** start **
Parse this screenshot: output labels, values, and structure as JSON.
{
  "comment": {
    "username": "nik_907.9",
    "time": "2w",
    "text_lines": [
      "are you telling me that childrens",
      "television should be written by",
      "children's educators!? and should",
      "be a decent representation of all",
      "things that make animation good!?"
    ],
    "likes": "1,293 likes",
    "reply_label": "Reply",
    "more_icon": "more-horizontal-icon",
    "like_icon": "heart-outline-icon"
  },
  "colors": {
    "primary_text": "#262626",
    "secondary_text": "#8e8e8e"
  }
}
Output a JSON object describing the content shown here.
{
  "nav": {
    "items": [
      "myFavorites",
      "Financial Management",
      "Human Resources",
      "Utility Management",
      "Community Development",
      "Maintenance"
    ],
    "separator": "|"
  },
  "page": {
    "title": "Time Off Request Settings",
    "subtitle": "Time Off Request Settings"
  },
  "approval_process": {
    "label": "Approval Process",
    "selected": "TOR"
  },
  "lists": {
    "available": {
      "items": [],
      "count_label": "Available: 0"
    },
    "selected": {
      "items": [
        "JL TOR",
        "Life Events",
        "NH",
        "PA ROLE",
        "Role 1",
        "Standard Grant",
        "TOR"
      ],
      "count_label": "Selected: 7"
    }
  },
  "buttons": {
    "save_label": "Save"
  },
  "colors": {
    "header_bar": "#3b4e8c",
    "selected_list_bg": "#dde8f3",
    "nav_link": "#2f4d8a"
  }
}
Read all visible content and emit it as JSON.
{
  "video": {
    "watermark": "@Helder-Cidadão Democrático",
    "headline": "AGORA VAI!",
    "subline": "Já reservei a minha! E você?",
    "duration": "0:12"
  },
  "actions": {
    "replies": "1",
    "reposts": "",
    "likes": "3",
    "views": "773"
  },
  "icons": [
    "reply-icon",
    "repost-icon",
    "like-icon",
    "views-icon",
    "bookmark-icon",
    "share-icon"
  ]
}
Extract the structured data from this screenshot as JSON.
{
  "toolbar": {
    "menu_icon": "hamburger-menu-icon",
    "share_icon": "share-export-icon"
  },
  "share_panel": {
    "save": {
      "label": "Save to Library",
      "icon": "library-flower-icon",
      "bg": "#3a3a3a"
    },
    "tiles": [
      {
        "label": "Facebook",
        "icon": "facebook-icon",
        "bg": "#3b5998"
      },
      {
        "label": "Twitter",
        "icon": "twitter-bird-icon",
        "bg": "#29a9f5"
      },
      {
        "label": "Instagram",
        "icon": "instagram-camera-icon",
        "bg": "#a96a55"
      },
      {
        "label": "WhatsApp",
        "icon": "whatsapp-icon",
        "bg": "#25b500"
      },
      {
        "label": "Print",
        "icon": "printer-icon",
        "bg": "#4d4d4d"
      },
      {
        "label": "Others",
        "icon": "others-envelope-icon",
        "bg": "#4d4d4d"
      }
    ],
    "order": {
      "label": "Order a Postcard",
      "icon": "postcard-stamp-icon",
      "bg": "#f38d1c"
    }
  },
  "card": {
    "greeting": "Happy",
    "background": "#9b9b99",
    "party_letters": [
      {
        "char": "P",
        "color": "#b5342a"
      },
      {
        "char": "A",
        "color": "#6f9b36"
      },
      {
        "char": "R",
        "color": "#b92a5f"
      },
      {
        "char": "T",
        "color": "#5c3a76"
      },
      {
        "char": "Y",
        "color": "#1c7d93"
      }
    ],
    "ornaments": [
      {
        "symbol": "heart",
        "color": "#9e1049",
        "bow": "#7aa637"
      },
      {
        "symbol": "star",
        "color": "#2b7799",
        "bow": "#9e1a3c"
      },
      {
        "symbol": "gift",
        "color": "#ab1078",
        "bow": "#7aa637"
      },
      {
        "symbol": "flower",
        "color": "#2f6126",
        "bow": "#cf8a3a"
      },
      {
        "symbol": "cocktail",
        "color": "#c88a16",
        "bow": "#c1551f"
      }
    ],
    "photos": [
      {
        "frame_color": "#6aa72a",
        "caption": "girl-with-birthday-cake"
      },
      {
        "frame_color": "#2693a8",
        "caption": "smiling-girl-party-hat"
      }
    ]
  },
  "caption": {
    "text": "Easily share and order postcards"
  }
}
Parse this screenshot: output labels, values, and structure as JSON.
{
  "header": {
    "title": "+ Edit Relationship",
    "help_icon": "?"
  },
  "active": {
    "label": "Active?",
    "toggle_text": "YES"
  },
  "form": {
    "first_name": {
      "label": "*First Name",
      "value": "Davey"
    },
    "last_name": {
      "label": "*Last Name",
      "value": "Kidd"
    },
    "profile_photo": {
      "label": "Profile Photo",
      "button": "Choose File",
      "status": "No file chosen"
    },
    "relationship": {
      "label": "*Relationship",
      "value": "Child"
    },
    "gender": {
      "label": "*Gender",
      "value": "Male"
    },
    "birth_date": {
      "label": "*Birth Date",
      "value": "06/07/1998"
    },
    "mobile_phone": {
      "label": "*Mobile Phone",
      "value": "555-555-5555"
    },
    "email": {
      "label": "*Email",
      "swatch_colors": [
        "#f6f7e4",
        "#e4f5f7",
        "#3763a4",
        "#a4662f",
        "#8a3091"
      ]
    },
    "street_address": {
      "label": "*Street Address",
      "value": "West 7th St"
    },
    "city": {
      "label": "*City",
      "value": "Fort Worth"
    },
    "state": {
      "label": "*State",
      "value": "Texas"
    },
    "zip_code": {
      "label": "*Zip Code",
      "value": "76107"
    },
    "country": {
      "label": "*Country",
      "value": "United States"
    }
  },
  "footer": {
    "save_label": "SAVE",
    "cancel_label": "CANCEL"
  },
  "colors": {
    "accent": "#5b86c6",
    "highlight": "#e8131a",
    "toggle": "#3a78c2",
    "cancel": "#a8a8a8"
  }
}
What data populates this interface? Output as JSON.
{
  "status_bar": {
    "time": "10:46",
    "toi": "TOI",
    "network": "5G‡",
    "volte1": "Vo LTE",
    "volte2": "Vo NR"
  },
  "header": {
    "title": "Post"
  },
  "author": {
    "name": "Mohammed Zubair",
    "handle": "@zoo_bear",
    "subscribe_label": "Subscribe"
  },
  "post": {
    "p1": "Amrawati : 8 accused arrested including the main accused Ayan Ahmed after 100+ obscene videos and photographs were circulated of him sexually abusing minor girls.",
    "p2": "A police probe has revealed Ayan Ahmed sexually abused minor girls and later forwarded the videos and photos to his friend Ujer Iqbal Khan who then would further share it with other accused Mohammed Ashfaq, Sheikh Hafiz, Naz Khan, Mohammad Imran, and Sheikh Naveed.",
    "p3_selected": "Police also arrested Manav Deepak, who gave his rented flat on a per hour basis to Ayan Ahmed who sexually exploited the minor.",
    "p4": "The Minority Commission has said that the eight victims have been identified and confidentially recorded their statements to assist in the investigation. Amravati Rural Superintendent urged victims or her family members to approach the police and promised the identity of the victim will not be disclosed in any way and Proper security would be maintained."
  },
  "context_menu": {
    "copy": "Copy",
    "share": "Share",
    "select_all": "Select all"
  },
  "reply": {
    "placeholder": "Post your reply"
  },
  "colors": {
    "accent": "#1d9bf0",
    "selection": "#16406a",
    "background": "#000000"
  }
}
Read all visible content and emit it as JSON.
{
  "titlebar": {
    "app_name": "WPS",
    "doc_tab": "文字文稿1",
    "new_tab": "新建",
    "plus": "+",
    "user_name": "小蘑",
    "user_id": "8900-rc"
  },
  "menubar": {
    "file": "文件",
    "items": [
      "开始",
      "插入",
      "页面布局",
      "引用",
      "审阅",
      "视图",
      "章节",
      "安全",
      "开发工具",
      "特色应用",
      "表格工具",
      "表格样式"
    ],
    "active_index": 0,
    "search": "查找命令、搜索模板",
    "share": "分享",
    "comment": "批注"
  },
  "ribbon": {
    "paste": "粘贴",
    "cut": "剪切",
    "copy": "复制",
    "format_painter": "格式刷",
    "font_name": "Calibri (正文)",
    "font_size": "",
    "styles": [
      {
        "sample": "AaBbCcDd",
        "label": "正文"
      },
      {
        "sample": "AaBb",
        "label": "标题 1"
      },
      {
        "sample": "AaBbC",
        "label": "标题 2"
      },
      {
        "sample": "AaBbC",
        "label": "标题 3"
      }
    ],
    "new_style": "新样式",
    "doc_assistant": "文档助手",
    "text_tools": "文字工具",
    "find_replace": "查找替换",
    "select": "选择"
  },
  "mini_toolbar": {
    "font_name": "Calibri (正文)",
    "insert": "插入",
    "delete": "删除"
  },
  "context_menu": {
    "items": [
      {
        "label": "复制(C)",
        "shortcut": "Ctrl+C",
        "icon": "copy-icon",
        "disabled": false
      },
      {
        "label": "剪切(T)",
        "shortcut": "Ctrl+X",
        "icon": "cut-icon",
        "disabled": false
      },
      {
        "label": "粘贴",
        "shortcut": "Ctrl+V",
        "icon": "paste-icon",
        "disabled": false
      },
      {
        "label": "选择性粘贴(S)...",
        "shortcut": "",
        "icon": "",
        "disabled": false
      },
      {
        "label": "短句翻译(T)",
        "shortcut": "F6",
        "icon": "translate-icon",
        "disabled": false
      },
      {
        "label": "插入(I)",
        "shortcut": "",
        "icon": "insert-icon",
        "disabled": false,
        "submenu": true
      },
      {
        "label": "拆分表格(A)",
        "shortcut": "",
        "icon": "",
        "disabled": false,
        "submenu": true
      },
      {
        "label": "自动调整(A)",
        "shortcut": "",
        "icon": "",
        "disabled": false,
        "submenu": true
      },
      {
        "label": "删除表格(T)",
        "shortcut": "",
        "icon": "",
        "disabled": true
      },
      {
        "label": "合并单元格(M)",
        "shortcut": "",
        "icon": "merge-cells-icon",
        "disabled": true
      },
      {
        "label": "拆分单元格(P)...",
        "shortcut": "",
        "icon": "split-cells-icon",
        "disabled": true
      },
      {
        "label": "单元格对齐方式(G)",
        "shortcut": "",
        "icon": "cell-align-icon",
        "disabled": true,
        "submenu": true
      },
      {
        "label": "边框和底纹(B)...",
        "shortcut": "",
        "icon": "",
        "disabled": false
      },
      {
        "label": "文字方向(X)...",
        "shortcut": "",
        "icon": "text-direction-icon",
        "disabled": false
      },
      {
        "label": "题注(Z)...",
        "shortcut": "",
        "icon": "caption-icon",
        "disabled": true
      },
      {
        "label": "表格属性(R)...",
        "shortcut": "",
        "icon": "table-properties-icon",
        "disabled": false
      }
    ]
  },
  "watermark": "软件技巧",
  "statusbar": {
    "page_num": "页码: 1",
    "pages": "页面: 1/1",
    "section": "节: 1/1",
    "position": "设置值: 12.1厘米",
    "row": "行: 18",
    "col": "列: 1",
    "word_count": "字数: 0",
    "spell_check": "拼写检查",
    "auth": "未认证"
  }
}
** end **
◆ What the exercise asks
Your answer should be one number: how many lines of the listing include the word "data".

◆ Solution to this exercise
2